TASK:
Copy every line of the records below that holds the word "TRATAMIENTO".

MATERIAL FOR THIS EXERCISE:
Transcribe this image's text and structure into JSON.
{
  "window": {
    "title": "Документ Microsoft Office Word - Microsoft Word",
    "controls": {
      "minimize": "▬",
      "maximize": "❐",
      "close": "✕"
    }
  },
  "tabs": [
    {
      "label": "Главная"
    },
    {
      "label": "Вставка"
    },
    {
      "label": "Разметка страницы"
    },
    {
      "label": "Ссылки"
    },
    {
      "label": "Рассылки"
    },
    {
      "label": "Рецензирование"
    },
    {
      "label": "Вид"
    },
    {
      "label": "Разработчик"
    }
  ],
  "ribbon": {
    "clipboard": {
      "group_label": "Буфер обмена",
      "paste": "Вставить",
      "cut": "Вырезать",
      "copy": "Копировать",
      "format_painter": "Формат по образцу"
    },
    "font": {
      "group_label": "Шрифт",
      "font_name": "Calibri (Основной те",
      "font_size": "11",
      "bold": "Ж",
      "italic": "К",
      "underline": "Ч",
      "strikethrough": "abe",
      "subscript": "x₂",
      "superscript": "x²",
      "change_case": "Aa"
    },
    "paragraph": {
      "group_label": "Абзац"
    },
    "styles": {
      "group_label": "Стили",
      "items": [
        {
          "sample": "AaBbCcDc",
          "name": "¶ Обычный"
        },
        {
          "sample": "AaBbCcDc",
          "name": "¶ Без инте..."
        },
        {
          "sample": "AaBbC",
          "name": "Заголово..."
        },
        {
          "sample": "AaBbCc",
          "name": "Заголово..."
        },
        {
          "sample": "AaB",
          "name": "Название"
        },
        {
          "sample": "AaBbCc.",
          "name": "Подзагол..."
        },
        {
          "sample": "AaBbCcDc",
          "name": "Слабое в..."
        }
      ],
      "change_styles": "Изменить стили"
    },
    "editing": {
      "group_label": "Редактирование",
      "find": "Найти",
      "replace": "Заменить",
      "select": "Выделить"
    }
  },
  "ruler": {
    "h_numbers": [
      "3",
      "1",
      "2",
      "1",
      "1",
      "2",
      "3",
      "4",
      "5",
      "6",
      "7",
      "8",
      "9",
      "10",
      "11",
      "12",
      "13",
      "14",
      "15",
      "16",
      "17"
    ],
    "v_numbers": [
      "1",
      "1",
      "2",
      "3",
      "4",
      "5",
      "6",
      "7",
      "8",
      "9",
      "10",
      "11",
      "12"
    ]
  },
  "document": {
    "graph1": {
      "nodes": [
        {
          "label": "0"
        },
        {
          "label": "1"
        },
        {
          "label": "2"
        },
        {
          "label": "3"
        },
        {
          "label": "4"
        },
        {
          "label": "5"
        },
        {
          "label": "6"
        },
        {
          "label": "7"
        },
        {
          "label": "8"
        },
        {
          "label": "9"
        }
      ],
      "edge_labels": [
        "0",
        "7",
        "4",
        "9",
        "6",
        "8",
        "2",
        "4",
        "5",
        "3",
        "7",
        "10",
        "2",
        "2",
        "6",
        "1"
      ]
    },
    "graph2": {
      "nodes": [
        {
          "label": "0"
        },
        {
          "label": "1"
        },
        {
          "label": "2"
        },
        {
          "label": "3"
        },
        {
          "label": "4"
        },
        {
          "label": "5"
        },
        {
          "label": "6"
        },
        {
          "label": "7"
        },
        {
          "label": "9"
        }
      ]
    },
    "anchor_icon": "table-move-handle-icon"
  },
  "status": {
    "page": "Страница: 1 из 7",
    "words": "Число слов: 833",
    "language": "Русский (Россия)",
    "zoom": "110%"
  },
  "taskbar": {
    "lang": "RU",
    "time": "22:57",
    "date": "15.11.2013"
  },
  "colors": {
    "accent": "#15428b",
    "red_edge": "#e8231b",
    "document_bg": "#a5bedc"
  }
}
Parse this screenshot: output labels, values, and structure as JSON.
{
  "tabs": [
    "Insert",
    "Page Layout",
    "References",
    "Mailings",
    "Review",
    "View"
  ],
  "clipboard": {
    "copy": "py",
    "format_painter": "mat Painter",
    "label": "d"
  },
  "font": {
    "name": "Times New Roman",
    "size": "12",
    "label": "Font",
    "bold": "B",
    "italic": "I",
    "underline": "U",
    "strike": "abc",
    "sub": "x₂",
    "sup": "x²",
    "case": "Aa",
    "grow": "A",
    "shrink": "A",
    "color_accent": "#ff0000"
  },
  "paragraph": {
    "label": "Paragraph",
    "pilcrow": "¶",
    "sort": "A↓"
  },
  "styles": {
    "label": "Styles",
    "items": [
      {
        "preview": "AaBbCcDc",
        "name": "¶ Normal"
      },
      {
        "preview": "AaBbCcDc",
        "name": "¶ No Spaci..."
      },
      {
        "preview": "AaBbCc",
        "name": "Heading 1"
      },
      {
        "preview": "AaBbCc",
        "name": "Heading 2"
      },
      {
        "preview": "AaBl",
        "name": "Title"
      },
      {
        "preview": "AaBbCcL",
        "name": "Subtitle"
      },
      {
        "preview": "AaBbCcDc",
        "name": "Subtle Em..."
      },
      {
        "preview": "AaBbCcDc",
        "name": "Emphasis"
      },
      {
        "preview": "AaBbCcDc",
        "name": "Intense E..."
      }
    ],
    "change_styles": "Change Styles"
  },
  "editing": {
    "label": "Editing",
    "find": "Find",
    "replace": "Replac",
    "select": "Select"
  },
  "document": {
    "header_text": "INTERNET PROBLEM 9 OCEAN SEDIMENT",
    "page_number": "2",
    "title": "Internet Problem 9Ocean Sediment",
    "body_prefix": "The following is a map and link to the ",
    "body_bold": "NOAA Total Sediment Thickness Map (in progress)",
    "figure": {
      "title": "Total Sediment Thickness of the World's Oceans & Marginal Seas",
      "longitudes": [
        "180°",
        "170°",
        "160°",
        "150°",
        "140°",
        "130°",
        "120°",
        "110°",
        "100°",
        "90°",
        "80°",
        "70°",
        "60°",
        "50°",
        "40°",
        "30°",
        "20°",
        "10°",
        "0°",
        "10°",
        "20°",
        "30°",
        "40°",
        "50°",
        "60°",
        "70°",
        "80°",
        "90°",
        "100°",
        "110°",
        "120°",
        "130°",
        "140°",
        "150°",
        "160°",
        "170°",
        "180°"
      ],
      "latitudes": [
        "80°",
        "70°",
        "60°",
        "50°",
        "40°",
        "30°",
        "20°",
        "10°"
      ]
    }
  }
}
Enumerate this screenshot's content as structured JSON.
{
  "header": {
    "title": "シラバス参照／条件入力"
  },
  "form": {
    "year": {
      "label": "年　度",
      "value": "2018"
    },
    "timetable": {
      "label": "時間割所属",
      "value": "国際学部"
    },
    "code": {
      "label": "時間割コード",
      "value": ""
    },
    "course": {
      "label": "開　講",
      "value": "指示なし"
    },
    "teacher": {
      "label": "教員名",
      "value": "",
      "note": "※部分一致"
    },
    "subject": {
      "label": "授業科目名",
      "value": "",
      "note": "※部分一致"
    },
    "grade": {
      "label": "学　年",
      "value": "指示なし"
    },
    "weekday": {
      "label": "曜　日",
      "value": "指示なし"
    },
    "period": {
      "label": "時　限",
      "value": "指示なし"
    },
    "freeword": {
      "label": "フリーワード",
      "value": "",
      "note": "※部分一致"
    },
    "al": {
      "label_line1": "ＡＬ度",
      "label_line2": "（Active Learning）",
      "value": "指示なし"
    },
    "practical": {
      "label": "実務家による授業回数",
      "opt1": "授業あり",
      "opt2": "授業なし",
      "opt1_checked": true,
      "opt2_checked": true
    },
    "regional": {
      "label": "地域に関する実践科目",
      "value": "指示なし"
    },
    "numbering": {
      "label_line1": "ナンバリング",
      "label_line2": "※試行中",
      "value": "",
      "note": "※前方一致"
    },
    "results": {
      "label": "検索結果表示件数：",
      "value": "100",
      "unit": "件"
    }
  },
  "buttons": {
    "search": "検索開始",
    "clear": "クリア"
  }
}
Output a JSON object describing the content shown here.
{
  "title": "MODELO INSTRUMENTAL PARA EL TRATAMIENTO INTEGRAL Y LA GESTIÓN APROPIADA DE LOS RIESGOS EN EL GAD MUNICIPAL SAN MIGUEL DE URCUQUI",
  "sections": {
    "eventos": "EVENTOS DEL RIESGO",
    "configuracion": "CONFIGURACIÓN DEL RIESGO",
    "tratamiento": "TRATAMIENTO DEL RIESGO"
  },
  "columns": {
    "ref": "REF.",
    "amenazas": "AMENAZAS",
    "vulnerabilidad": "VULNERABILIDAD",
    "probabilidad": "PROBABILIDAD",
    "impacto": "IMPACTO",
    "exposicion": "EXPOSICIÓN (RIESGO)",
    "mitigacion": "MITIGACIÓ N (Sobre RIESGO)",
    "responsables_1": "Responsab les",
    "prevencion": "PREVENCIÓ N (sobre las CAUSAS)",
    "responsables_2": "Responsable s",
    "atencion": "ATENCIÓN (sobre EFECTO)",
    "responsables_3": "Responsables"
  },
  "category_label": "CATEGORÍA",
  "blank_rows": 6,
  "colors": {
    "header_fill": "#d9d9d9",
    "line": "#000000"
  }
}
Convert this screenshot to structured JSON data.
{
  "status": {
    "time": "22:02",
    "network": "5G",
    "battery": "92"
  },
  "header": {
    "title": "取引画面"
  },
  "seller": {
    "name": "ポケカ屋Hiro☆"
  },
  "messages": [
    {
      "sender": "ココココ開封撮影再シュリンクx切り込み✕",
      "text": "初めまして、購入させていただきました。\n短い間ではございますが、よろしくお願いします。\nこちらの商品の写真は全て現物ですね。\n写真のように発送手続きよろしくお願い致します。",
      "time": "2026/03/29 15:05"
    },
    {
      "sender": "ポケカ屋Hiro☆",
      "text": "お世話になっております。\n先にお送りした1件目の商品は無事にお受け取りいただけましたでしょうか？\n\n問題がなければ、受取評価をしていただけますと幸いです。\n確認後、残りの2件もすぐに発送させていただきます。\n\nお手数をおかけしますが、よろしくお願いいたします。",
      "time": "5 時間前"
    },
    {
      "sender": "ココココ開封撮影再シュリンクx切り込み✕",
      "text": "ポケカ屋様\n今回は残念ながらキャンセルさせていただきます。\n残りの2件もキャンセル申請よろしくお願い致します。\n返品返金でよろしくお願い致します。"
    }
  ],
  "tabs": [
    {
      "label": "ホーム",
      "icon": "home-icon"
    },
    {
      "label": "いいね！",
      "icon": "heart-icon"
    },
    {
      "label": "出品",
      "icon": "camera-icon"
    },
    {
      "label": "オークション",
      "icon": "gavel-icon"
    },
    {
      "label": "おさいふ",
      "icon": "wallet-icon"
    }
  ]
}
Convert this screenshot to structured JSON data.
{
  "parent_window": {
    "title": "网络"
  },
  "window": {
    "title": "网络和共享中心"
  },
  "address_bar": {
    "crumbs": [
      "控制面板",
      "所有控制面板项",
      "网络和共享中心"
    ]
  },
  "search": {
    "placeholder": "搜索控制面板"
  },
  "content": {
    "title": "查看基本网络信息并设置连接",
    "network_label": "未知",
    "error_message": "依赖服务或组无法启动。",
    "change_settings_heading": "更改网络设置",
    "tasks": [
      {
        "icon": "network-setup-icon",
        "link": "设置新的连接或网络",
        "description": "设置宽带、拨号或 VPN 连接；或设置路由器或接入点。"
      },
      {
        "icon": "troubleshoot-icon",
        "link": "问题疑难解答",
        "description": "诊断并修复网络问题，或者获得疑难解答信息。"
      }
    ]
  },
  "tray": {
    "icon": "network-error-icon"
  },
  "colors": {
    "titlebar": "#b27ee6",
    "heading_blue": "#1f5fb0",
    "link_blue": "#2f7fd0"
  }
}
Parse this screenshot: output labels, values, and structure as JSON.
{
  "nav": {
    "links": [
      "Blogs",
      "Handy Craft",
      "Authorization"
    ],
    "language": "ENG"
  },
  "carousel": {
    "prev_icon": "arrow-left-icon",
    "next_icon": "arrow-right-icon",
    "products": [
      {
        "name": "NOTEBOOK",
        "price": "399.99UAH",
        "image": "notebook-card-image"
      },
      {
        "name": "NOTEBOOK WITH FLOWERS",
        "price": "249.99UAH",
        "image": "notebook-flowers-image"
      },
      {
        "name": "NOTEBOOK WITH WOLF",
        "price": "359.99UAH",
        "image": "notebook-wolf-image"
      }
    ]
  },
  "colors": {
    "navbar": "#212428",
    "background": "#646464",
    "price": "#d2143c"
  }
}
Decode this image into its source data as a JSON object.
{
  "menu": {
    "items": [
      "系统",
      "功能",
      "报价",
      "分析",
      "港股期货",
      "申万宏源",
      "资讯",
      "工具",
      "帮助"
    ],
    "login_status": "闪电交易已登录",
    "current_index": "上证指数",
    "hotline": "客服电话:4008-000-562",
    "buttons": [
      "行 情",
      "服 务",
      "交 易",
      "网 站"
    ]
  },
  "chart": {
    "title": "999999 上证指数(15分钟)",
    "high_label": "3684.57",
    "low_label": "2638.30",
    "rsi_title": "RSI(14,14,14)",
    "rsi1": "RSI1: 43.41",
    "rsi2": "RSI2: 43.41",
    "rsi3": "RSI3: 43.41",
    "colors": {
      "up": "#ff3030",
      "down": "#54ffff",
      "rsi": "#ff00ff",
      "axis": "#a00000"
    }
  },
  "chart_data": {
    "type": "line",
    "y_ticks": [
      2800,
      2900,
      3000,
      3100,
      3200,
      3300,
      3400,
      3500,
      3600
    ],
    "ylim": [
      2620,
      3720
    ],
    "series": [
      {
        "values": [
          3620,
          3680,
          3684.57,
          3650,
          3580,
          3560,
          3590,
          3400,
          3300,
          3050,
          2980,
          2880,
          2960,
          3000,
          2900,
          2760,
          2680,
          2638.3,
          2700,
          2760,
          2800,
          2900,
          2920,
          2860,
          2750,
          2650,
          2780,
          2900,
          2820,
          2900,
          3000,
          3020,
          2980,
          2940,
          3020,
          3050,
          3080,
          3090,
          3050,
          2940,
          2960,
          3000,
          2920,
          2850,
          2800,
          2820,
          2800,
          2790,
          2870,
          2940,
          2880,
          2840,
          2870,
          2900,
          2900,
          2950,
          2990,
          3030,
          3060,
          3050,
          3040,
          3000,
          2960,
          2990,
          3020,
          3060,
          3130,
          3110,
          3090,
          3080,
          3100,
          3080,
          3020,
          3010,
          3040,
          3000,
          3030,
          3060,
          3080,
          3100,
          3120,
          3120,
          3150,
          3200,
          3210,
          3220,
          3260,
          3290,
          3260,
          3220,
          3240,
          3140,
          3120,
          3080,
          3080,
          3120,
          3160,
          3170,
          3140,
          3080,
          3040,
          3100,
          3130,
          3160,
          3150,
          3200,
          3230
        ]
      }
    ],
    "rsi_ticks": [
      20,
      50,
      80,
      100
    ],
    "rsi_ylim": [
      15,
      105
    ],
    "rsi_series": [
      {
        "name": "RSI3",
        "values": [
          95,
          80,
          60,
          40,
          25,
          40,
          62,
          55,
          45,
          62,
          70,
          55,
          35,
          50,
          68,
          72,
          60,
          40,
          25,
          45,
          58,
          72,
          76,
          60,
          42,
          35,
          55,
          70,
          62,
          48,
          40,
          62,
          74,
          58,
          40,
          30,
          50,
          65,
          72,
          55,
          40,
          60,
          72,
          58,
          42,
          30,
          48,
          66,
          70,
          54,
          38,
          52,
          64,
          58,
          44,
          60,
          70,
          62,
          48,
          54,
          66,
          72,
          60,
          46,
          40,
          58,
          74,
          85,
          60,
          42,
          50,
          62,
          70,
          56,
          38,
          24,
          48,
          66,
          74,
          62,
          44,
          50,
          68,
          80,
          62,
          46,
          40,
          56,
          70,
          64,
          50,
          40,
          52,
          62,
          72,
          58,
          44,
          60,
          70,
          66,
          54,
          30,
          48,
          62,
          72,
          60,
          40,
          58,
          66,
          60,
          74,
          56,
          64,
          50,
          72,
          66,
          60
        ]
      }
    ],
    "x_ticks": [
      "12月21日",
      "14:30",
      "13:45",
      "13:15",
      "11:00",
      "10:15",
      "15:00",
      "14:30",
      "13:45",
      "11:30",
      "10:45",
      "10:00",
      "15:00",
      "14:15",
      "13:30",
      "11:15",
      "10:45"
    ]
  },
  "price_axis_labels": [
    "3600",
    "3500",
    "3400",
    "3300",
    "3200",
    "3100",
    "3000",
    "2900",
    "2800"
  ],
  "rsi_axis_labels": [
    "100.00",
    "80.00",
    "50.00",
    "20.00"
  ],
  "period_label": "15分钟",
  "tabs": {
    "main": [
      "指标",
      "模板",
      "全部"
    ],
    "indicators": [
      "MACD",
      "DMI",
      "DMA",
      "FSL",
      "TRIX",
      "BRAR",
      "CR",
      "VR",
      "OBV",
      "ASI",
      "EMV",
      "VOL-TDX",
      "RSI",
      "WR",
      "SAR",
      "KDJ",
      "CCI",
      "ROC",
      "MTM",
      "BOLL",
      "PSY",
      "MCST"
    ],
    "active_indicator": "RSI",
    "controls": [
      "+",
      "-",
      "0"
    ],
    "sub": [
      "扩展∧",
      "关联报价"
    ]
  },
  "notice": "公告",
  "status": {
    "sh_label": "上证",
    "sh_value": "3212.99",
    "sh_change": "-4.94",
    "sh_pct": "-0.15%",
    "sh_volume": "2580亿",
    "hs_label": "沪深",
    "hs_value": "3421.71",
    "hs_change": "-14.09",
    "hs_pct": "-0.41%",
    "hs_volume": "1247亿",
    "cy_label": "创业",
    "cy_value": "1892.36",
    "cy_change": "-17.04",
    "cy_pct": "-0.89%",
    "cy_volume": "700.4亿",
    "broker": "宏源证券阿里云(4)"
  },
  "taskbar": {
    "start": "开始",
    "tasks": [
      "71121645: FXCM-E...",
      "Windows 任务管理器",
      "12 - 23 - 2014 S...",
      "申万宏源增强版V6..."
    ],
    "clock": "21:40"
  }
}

RESULT OF THIS TASK:
  "title": "MODELO INSTRUMENTAL PARA EL TRATAMIENTO INTEGRAL Y LA GESTIÓN APROPIADA DE LOS RIESGOS EN EL GAD MUNICIPAL SAN MIGUEL DE URCUQUI",
    "tratamiento": "TRATAMIENTO DEL RIESGO"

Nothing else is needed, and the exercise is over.